Data entries for graphics:
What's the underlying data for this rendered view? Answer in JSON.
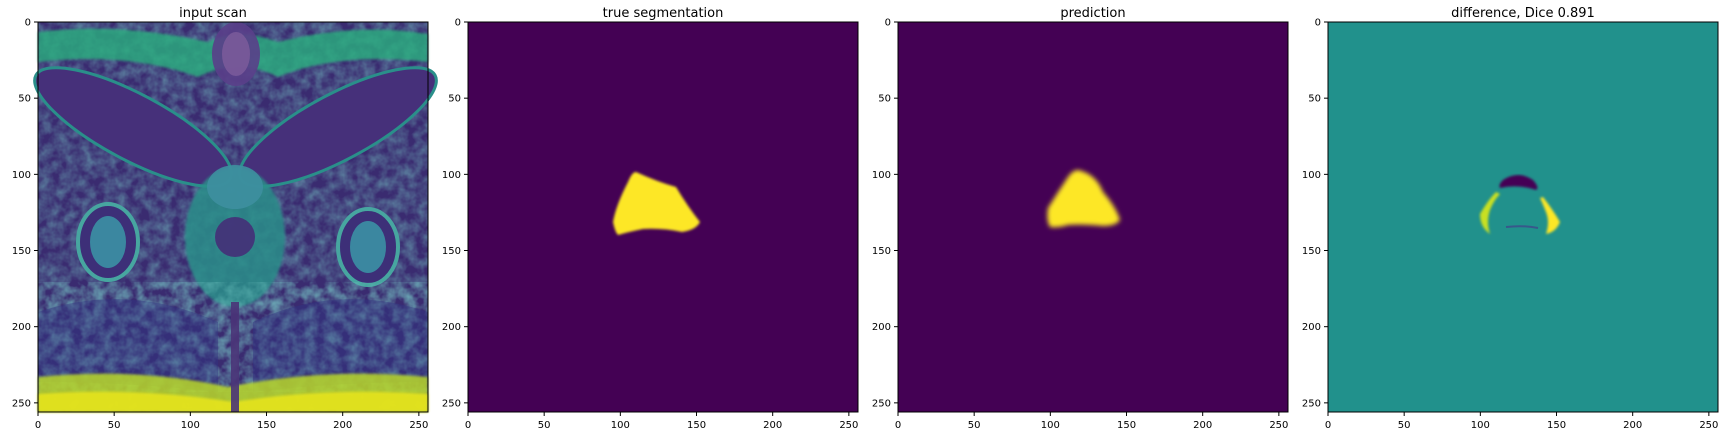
{
  "figure": {
    "panels": [
      {
        "id": "input-scan",
        "title": "input scan"
      },
      {
        "id": "true-segmentation",
        "title": "true segmentation"
      },
      {
        "id": "prediction",
        "title": "prediction"
      },
      {
        "id": "difference",
        "title": "difference, Dice 0.891"
      }
    ],
    "axis": {
      "x_ticks": [
        "0",
        "50",
        "100",
        "150",
        "200",
        "250"
      ],
      "y_ticks": [
        "0",
        "50",
        "100",
        "150",
        "200",
        "250"
      ],
      "xlim": [
        0,
        256
      ],
      "ylim": [
        256,
        0
      ]
    },
    "colors": {
      "background": "#440154",
      "foreground": "#fde725",
      "difference_mid": "#21918c",
      "scan_dark": "#3b2a6e",
      "scan_mid": "#2a8f8a",
      "scan_bright": "#d2e21b"
    }
  }
}
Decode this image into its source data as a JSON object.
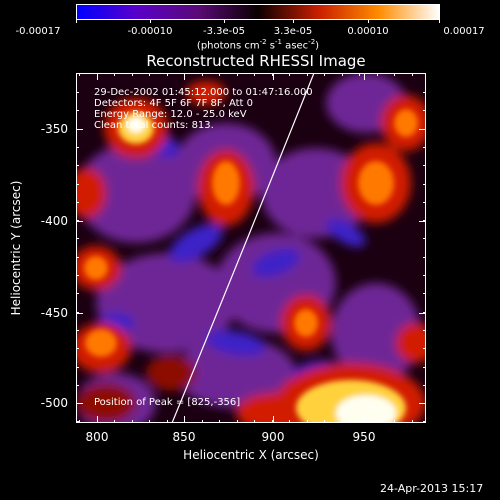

» Set problem: In the entries above, identify each line that includes the string "true", then copy it.

» Task solution:
        "id": "true-segmentation",
        "title": "true segmentation"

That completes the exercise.